# [Stored data entries]
++++

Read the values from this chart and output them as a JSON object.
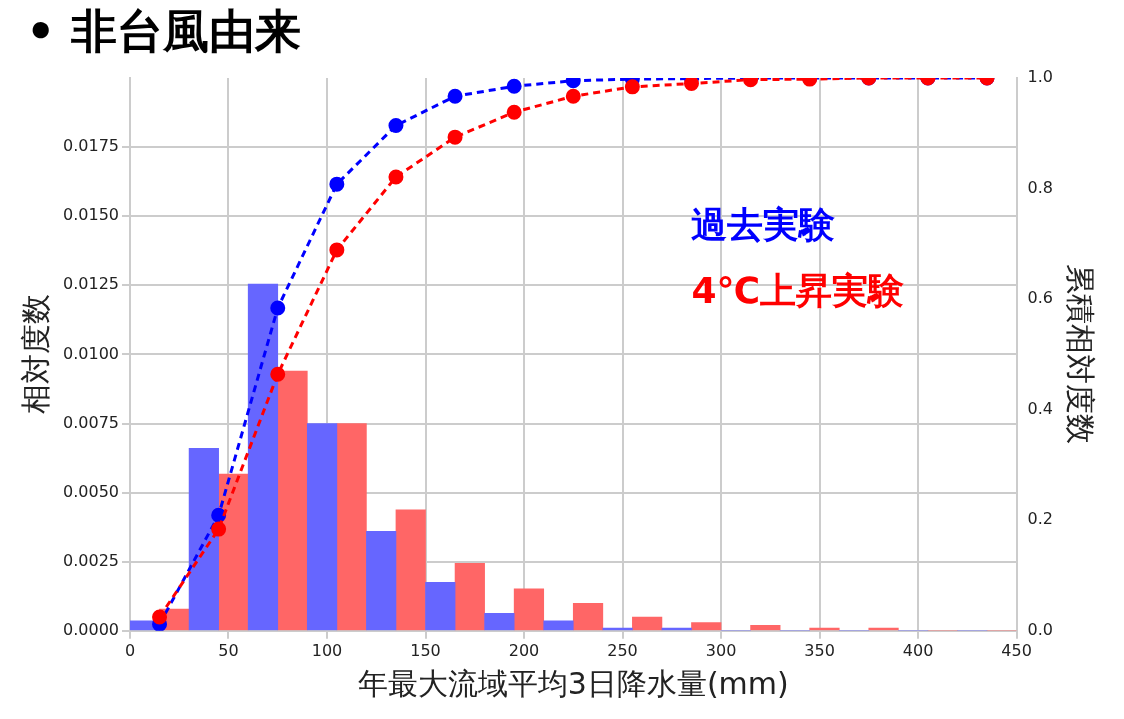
{
  "chart_data": {
    "type": "histogram",
    "title": "• 非台風由来",
    "xlabel": "年最大流域平均3日降水量(mm)",
    "ylabel": "相対度数",
    "y2label": "累積相対度数",
    "bins": [
      0,
      30,
      60,
      90,
      120,
      150,
      180,
      210,
      240,
      270,
      300,
      330,
      360,
      390,
      420,
      450
    ],
    "series": [
      {
        "color": "#6666ff",
        "values": [
          0.00036,
          0.0066,
          0.01254,
          0.0075,
          0.0036,
          0.00175,
          0.00063,
          0.00036,
          0.0001,
          0.0001,
          0,
          0,
          0,
          0,
          0
        ]
      },
      {
        "color": "#ff6666",
        "values": [
          0.00079,
          0.00567,
          0.0094,
          0.0075,
          0.00438,
          0.00244,
          0.00152,
          0.00099,
          0.0005,
          0.0003,
          0.0002,
          0.0001,
          0.0001,
          0,
          0
        ]
      },
      {
        "name": "過去実験",
        "type": "line",
        "axis": "y2",
        "color": "#0000ff",
        "x": [
          15,
          45,
          75,
          105,
          135,
          165,
          195,
          225,
          255,
          285,
          315,
          345,
          375,
          405,
          435
        ],
        "values": [
          0.012,
          0.209,
          0.584,
          0.808,
          0.914,
          0.967,
          0.985,
          0.995,
          0.998,
          0.999,
          1.0,
          1.0,
          1.0,
          1.0,
          1.0
        ]
      },
      {
        "name": "4℃上昇実験",
        "type": "line",
        "axis": "y2",
        "color": "#ff0000",
        "x": [
          15,
          45,
          75,
          105,
          135,
          165,
          195,
          225,
          255,
          285,
          315,
          345,
          375,
          405,
          435
        ],
        "values": [
          0.025,
          0.184,
          0.464,
          0.689,
          0.821,
          0.893,
          0.938,
          0.967,
          0.984,
          0.99,
          0.997,
          0.998,
          1.0,
          1.0,
          1.0
        ]
      }
    ],
    "marker": "circle",
    "line_style": "dashed",
    "grid": true,
    "xlim": [
      0,
      450
    ],
    "xticks": [
      0,
      50,
      100,
      150,
      200,
      250,
      300,
      350,
      400,
      450
    ],
    "ylim": [
      0,
      0.02
    ],
    "yticks": [
      {
        "value": 0,
        "label": "0.0000"
      },
      {
        "value": 0.0025,
        "label": "0.0025"
      },
      {
        "value": 0.005,
        "label": "0.0050"
      },
      {
        "value": 0.0075,
        "label": "0.0075"
      },
      {
        "value": 0.01,
        "label": "0.0100"
      },
      {
        "value": 0.0125,
        "label": "0.0125"
      },
      {
        "value": 0.015,
        "label": "0.0150"
      },
      {
        "value": 0.0175,
        "label": "0.0175"
      }
    ],
    "y2lim": [
      0,
      1
    ],
    "y2ticks": [
      {
        "value": 0,
        "label": "0.0"
      },
      0.2,
      0.4,
      0.6,
      0.8,
      {
        "value": 1,
        "label": "1.0"
      }
    ]
  }
}
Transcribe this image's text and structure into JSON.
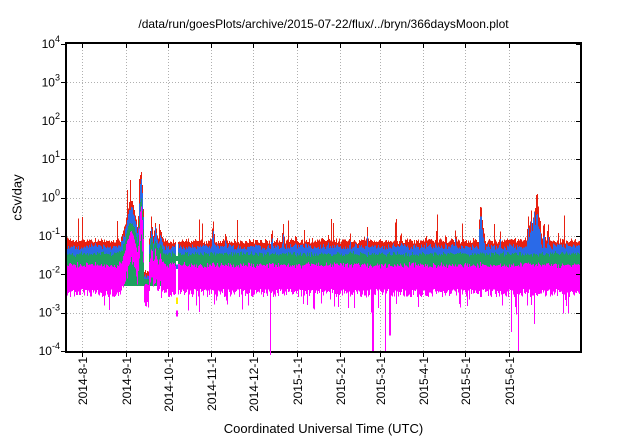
{
  "chart_data": {
    "type": "line",
    "title": "/data/run/goesPlots/archive/2015-07-22/flux/../bryn/366daysMoon.plot",
    "xlabel": "Coordinated Universal Time (UTC)",
    "ylabel": "cSv/day",
    "y_scale": "log10",
    "ylim": [
      0.0001,
      10000
    ],
    "y_tick_exponents": [
      4,
      3,
      2,
      1,
      0,
      -1,
      -2,
      -3,
      -4
    ],
    "x_start_date": "2014-07-21",
    "x_end_date": "2015-07-22",
    "span_days": 366,
    "grid": {
      "style": "dotted",
      "color": "#b0b0b0",
      "horizontal": true,
      "vertical": true
    },
    "legend": "none",
    "x_ticks": [
      {
        "label": "2014-8-1",
        "day": 11
      },
      {
        "label": "2014-9-1",
        "day": 42
      },
      {
        "label": "2014-10-1",
        "day": 72
      },
      {
        "label": "2014-11-1",
        "day": 103
      },
      {
        "label": "2014-12-1",
        "day": 133
      },
      {
        "label": "2015-1-1",
        "day": 164
      },
      {
        "label": "2015-2-1",
        "day": 195
      },
      {
        "label": "2015-3-1",
        "day": 223
      },
      {
        "label": "2015-4-1",
        "day": 254
      },
      {
        "label": "2015-5-1",
        "day": 284
      },
      {
        "label": "2015-6-1",
        "day": 315
      }
    ],
    "series": [
      {
        "name": "red-trace",
        "color": "#e82010",
        "baseline_log10": -1.13,
        "noise": 0.1,
        "typical_range_cSv_day": [
          0.05,
          0.12
        ]
      },
      {
        "name": "blue-trace",
        "color": "#2a6ae8",
        "baseline_log10": -1.28,
        "noise": 0.1,
        "typical_range_cSv_day": [
          0.035,
          0.07
        ]
      },
      {
        "name": "green-trace",
        "color": "#1fa05f",
        "baseline_log10": -1.47,
        "noise": 0.08,
        "typical_range_cSv_day": [
          0.025,
          0.045
        ]
      },
      {
        "name": "magenta-trace",
        "color": "#ff00ff",
        "band_top_log10": -1.76,
        "band_bottom_log10": -2.38,
        "noise": 0.09,
        "typical_range_cSv_day": [
          0.003,
          0.02
        ]
      }
    ],
    "events": {
      "storm": {
        "description": "large enhancement early September 2014, peak ~5 cSv/day (red), ~3 (blue), ~1 (green), ~0.4 (magenta)",
        "mound": {
          "center_day": 45.5,
          "sigma_days": 3.2,
          "amplitude_decades": 1.05
        },
        "spike": {
          "center_day": 52.6,
          "sigma_days": 1.3,
          "amplitude_decades": 1.82
        },
        "notch": {
          "start_day": 54.8,
          "end_day": 58.5,
          "description": "post-spike dropout, band collapses to ~0.003"
        },
        "aftershocks": [
          {
            "center_day": 60.0,
            "sigma_days": 0.7,
            "amplitude_decades": 0.55
          },
          {
            "center_day": 63.0,
            "sigma_days": 0.8,
            "amplitude_decades": 0.45
          },
          {
            "center_day": 66.5,
            "sigma_days": 0.9,
            "amplitude_decades": 0.3
          }
        ],
        "series_response": {
          "red": 1.0,
          "blue": 0.97,
          "green": 0.8,
          "magenta": 0.82
        }
      },
      "spikes": [
        {
          "day": 104,
          "red": -0.55,
          "blue": -0.8
        },
        {
          "day": 113,
          "red": -0.82,
          "blue": -1.0
        },
        {
          "day": 146,
          "red": -0.74,
          "blue": -0.95
        },
        {
          "day": 154,
          "red": -0.64,
          "blue": -0.92
        },
        {
          "day": 163,
          "red": -0.85,
          "blue": -1.05
        },
        {
          "day": 186,
          "red": -0.88,
          "blue": -1.08
        },
        {
          "day": 202,
          "red": -0.9,
          "blue": -1.1
        },
        {
          "day": 214,
          "red": -0.75,
          "blue": -1.0
        },
        {
          "day": 238,
          "red": -0.8,
          "blue": -1.05
        },
        {
          "day": 256,
          "red": -0.95,
          "blue": -1.12
        },
        {
          "day": 270,
          "red": -0.85,
          "blue": -1.05
        },
        {
          "day": 277,
          "red": -0.77,
          "blue": -1.0
        },
        {
          "day": 295,
          "red": -0.09,
          "blue": -0.33
        },
        {
          "day": 297,
          "red": -0.7,
          "blue": -0.95
        },
        {
          "day": 309,
          "red": -0.85,
          "blue": -1.05
        },
        {
          "day": 329,
          "red": -0.45,
          "blue": -0.75
        },
        {
          "day": 331,
          "red": -0.32,
          "blue": -0.6
        },
        {
          "day": 333,
          "red": -0.28,
          "blue": -0.3
        },
        {
          "day": 335,
          "red": 0.24,
          "blue": -0.28
        },
        {
          "day": 337,
          "red": -0.4,
          "blue": -0.7
        },
        {
          "day": 340,
          "red": -0.55,
          "blue": -0.85
        },
        {
          "day": 343,
          "red": -0.62,
          "blue": -0.95
        }
      ],
      "dropouts": [
        {
          "day": 78,
          "depth": -3.1,
          "data_gap": true,
          "dashes": [
            {
              "color": "#1fa05f",
              "top": -1.52,
              "bottom": -1.66
            },
            {
              "color": "#2a6ae8",
              "top": -1.74,
              "bottom": -1.86
            },
            {
              "color": "#ffee00",
              "top": -2.6,
              "bottom": -2.78
            },
            {
              "color": "#ff00ff",
              "top": -2.95,
              "bottom": -3.1
            }
          ]
        },
        {
          "day": 145,
          "depth": -4.1,
          "crosses_axis": true
        },
        {
          "day": 218,
          "depth": -4.0
        },
        {
          "day": 227,
          "depth": -4.0
        },
        {
          "day": 230,
          "depth": -3.6
        },
        {
          "day": 317,
          "depth": -3.5
        },
        {
          "day": 322,
          "depth": -4.1
        },
        {
          "day": 333,
          "depth": -3.3
        }
      ]
    }
  }
}
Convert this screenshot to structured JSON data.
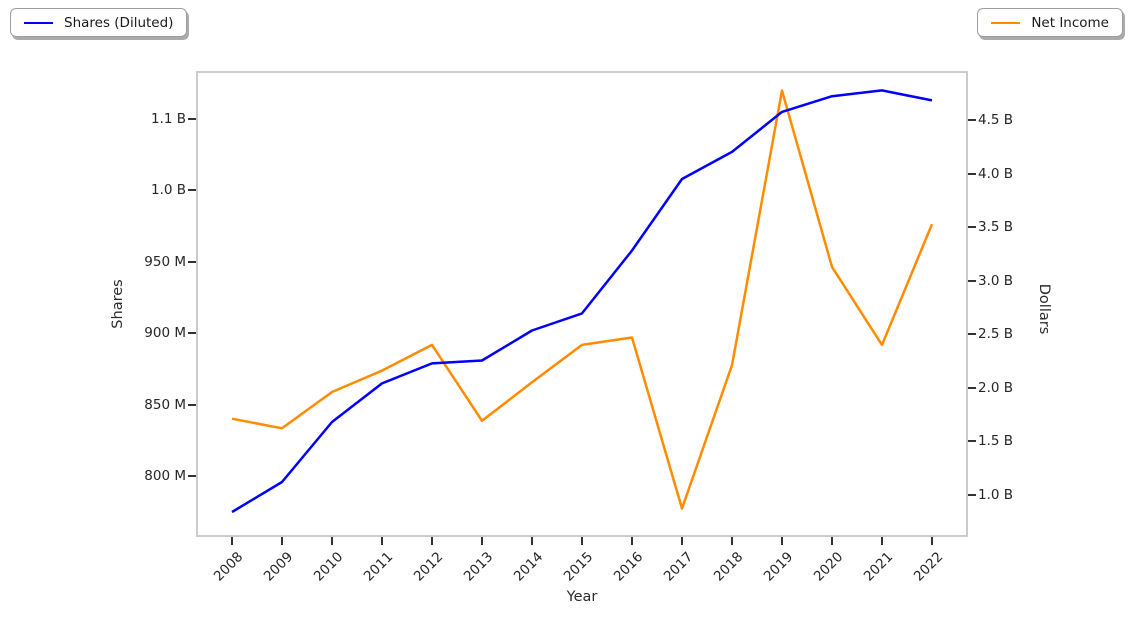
{
  "legend_left": {
    "label": "Shares (Diluted)"
  },
  "legend_right": {
    "label": "Net Income"
  },
  "axes": {
    "x": {
      "label": "Year",
      "ticks": [
        "2008",
        "2009",
        "2010",
        "2011",
        "2012",
        "2013",
        "2014",
        "2015",
        "2016",
        "2017",
        "2018",
        "2019",
        "2020",
        "2021",
        "2022"
      ]
    },
    "left": {
      "label": "Shares",
      "ticks": [
        {
          "label": "800 M",
          "value": 800
        },
        {
          "label": "850 M",
          "value": 850
        },
        {
          "label": "900 M",
          "value": 900
        },
        {
          "label": "950 M",
          "value": 950
        },
        {
          "label": "1.0 B",
          "value": 1000
        },
        {
          "label": "1.1 B",
          "value": 1050
        }
      ]
    },
    "right": {
      "label": "Dollars",
      "ticks": [
        {
          "label": "1.0 B",
          "value": 1.0
        },
        {
          "label": "1.5 B",
          "value": 1.5
        },
        {
          "label": "2.0 B",
          "value": 2.0
        },
        {
          "label": "2.5 B",
          "value": 2.5
        },
        {
          "label": "3.0 B",
          "value": 3.0
        },
        {
          "label": "3.5 B",
          "value": 3.5
        },
        {
          "label": "4.0 B",
          "value": 4.0
        },
        {
          "label": "4.5 B",
          "value": 4.5
        }
      ]
    }
  },
  "colors": {
    "shares_line": "#0000ff",
    "net_income_line": "#ff8c00",
    "plot_border": "#cccccc",
    "tick_text": "#262626"
  },
  "chart_data": {
    "type": "line",
    "x": [
      2008,
      2009,
      2010,
      2011,
      2012,
      2013,
      2014,
      2015,
      2016,
      2017,
      2018,
      2019,
      2020,
      2021,
      2022
    ],
    "series": [
      {
        "name": "Shares (Diluted)",
        "axis": "left",
        "unit": "millions of shares",
        "color": "#0000ff",
        "values": [
          775,
          796,
          838,
          865,
          879,
          881,
          902,
          914,
          958,
          1008,
          1027,
          1055,
          1066,
          1070,
          1063
        ]
      },
      {
        "name": "Net Income",
        "axis": "right",
        "unit": "billions of dollars",
        "color": "#ff8c00",
        "values": [
          1.71,
          1.62,
          1.96,
          2.16,
          2.4,
          1.69,
          2.05,
          2.4,
          2.47,
          0.87,
          2.21,
          4.78,
          3.13,
          2.4,
          3.53
        ]
      }
    ],
    "title": "",
    "xlabel": "Year",
    "ylabel_left": "Shares",
    "ylabel_right": "Dollars",
    "ylim_left_millions": [
      757.5,
      1083.6
    ],
    "ylim_right_billions": [
      0.603,
      4.963
    ],
    "grid": false,
    "legend_position": "shares legend outside upper-left; net income legend outside upper-right"
  }
}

++++

# [Short task]
Using the records above, gather all lines where the string "this" is present.

# [The completed task]
Read the values from this chart and output them as a JSON object.
Transcribe this image's text and structure into JSON.
Convert this screenshot to structured JSON data.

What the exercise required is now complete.